>> begin
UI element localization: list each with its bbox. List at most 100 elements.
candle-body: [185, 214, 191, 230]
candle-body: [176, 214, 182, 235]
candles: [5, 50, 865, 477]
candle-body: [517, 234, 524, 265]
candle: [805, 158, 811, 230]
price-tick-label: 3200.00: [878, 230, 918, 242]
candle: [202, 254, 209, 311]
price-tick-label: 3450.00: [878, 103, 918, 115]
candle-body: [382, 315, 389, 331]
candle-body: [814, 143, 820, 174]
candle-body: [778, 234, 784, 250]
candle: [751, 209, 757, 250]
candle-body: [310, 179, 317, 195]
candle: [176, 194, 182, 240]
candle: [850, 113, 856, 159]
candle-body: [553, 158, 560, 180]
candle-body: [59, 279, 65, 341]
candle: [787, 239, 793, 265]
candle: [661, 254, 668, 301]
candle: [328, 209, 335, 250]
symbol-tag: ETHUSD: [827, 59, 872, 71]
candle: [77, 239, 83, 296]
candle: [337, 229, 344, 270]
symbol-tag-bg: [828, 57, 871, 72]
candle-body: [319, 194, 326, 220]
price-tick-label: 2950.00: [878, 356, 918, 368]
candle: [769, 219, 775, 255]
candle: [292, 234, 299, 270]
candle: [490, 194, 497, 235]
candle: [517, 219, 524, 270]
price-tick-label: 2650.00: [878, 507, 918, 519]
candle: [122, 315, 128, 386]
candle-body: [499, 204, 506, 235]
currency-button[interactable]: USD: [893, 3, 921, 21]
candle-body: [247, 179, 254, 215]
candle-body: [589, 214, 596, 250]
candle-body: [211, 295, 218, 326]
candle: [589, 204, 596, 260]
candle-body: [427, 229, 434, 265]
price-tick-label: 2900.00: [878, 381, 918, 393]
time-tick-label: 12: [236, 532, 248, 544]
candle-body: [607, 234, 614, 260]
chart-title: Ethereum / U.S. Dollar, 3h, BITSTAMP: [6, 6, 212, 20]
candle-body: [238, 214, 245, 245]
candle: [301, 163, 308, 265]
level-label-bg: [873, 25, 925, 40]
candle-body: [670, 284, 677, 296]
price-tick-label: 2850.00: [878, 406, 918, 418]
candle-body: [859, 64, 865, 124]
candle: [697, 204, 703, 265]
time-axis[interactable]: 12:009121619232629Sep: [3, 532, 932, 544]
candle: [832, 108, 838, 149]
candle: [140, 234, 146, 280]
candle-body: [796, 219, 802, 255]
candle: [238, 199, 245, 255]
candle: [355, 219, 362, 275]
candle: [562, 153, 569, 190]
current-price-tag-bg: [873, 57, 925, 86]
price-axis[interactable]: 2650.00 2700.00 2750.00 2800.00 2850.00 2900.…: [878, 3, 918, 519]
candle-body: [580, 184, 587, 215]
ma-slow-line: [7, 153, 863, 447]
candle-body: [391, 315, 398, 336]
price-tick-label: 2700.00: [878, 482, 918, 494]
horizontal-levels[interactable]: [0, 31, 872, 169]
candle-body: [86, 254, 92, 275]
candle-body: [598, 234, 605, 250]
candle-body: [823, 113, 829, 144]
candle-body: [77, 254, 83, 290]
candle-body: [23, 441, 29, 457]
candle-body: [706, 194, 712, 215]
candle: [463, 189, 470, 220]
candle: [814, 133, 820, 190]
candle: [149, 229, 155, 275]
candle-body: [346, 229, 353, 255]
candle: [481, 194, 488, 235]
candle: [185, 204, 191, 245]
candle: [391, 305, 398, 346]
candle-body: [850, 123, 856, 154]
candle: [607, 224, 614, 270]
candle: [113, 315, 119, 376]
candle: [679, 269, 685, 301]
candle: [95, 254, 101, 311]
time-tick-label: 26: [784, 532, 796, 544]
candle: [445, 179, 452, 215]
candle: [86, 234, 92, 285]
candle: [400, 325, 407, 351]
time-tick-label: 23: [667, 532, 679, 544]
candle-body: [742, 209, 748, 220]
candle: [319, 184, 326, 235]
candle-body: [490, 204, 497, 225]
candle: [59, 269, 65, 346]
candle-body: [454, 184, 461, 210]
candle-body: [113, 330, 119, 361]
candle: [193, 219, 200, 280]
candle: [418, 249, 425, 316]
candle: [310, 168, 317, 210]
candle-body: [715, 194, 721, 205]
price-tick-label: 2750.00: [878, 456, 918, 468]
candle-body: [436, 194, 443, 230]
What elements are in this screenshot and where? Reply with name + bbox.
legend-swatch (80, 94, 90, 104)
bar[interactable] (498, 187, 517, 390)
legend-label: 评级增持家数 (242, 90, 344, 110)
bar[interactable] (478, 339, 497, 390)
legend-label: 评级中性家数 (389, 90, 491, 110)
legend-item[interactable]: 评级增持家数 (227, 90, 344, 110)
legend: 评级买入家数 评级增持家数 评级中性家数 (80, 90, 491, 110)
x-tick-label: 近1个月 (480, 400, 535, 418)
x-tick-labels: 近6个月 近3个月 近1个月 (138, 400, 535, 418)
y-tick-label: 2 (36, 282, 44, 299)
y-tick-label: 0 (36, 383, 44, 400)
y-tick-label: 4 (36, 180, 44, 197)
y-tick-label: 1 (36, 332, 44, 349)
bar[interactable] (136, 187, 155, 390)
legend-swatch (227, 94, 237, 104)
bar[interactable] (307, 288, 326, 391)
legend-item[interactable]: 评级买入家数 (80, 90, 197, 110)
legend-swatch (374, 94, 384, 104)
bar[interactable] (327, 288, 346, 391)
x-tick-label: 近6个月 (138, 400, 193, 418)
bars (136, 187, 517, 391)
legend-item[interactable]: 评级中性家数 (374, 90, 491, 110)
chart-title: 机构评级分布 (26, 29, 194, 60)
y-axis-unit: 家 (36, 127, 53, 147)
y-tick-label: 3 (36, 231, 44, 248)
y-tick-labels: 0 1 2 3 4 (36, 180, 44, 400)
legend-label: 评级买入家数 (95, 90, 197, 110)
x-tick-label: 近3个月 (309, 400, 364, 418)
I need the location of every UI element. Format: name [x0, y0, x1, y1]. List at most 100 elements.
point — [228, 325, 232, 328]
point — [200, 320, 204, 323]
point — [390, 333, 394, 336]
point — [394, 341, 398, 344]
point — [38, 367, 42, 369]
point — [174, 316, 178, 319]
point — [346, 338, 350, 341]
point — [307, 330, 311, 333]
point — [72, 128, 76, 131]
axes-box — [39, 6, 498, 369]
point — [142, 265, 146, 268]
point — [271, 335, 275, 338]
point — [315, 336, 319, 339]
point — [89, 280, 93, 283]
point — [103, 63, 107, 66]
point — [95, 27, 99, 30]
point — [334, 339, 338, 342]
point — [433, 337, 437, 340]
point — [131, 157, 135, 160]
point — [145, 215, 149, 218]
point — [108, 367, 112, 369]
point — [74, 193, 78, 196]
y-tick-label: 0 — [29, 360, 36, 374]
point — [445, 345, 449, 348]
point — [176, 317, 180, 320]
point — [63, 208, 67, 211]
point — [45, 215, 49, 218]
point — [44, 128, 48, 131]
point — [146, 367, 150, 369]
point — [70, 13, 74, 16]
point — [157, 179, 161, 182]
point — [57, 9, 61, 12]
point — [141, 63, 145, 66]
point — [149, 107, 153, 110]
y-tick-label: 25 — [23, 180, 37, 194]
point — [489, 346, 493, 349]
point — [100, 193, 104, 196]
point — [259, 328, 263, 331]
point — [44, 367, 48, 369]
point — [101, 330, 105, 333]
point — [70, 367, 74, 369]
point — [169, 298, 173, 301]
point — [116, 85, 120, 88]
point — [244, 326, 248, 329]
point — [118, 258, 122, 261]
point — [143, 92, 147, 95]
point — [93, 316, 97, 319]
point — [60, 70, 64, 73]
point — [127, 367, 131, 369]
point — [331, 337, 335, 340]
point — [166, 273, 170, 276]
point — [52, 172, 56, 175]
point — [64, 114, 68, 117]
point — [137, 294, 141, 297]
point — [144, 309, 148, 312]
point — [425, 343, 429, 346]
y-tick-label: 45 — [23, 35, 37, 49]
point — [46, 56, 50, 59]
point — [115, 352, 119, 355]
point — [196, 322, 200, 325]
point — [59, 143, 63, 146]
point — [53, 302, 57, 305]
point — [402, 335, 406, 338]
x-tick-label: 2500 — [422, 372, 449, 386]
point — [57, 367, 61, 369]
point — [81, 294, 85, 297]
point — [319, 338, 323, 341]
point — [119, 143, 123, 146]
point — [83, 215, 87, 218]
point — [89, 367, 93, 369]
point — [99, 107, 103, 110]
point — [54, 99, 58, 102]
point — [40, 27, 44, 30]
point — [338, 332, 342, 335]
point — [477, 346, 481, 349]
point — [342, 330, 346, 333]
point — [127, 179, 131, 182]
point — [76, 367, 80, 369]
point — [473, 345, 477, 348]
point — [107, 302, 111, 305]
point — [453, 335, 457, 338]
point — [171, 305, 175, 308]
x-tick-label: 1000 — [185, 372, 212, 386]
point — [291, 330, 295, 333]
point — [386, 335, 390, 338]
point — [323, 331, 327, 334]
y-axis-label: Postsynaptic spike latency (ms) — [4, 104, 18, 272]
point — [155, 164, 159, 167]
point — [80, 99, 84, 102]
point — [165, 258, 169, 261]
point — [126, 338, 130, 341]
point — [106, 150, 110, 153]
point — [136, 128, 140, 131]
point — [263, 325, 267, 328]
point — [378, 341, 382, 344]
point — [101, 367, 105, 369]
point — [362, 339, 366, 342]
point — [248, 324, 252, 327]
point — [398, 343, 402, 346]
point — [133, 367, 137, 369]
>> end
> [THE PROBLEM]: Reproduce the entries word for word, starting at the first line of the entries and ending at the line that contains "candle: [328, 209, 335, 250]", with both of those lines included.

> [SOLUTION TO THE PROBLEM]:
UI element localization: list each with its bbox. List at most 100 elements.
candle-body: [185, 214, 191, 230]
candle-body: [176, 214, 182, 235]
candles: [5, 50, 865, 477]
candle-body: [517, 234, 524, 265]
candle: [805, 158, 811, 230]
price-tick-label: 3200.00: [878, 230, 918, 242]
candle: [202, 254, 209, 311]
price-tick-label: 3450.00: [878, 103, 918, 115]
candle-body: [382, 315, 389, 331]
candle-body: [814, 143, 820, 174]
candle-body: [778, 234, 784, 250]
candle: [751, 209, 757, 250]
candle-body: [310, 179, 317, 195]
candle: [176, 194, 182, 240]
candle: [850, 113, 856, 159]
candle-body: [553, 158, 560, 180]
candle-body: [59, 279, 65, 341]
candle: [787, 239, 793, 265]
candle: [661, 254, 668, 301]
candle: [328, 209, 335, 250]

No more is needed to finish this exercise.